- [Figure content listings]:
★ ★ ★ ★

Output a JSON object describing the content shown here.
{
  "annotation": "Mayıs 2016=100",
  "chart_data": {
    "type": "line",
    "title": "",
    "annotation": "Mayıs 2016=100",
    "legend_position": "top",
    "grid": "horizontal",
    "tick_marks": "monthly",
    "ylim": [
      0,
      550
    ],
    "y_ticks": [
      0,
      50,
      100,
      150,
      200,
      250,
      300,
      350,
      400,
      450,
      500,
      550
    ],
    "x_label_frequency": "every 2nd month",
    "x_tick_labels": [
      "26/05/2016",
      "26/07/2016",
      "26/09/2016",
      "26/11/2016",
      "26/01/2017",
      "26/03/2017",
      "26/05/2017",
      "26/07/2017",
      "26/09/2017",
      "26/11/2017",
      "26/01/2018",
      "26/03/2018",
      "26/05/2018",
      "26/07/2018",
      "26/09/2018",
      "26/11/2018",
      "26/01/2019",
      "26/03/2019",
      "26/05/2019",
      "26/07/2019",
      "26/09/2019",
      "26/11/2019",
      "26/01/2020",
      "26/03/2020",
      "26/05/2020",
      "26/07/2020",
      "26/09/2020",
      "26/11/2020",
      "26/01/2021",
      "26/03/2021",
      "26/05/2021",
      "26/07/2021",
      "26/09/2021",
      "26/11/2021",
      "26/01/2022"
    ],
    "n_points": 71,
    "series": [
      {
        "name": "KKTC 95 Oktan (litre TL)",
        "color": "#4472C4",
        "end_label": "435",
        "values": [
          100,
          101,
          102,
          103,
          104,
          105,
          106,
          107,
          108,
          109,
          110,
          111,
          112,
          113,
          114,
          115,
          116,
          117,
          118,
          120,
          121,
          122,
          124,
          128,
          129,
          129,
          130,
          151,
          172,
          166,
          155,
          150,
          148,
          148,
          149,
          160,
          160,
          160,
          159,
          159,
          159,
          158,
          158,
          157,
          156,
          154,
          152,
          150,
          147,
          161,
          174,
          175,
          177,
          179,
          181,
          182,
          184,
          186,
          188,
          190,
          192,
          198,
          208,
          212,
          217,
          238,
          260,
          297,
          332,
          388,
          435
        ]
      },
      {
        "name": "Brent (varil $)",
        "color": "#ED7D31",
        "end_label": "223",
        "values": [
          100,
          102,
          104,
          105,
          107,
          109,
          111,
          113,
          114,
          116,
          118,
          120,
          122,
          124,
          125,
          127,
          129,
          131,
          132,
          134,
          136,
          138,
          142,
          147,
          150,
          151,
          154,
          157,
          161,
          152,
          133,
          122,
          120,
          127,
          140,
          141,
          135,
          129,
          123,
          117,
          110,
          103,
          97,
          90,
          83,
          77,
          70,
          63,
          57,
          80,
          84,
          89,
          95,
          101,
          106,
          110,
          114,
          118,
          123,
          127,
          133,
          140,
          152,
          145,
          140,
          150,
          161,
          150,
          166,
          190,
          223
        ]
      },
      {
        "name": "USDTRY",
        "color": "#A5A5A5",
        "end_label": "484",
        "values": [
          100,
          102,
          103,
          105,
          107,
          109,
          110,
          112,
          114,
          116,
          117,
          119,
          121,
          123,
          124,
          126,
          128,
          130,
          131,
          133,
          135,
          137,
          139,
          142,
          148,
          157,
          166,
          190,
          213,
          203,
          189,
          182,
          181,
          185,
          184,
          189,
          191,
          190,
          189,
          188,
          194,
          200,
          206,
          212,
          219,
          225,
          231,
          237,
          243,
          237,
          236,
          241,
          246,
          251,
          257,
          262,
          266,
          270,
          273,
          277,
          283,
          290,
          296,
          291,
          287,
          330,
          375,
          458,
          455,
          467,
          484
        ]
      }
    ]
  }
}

★ ★ ★ ★

- [INSTRUCTION]: In how many lines of the data does the string "color" appear? Give only the number.

- [FINISHED EXERCISE]: 3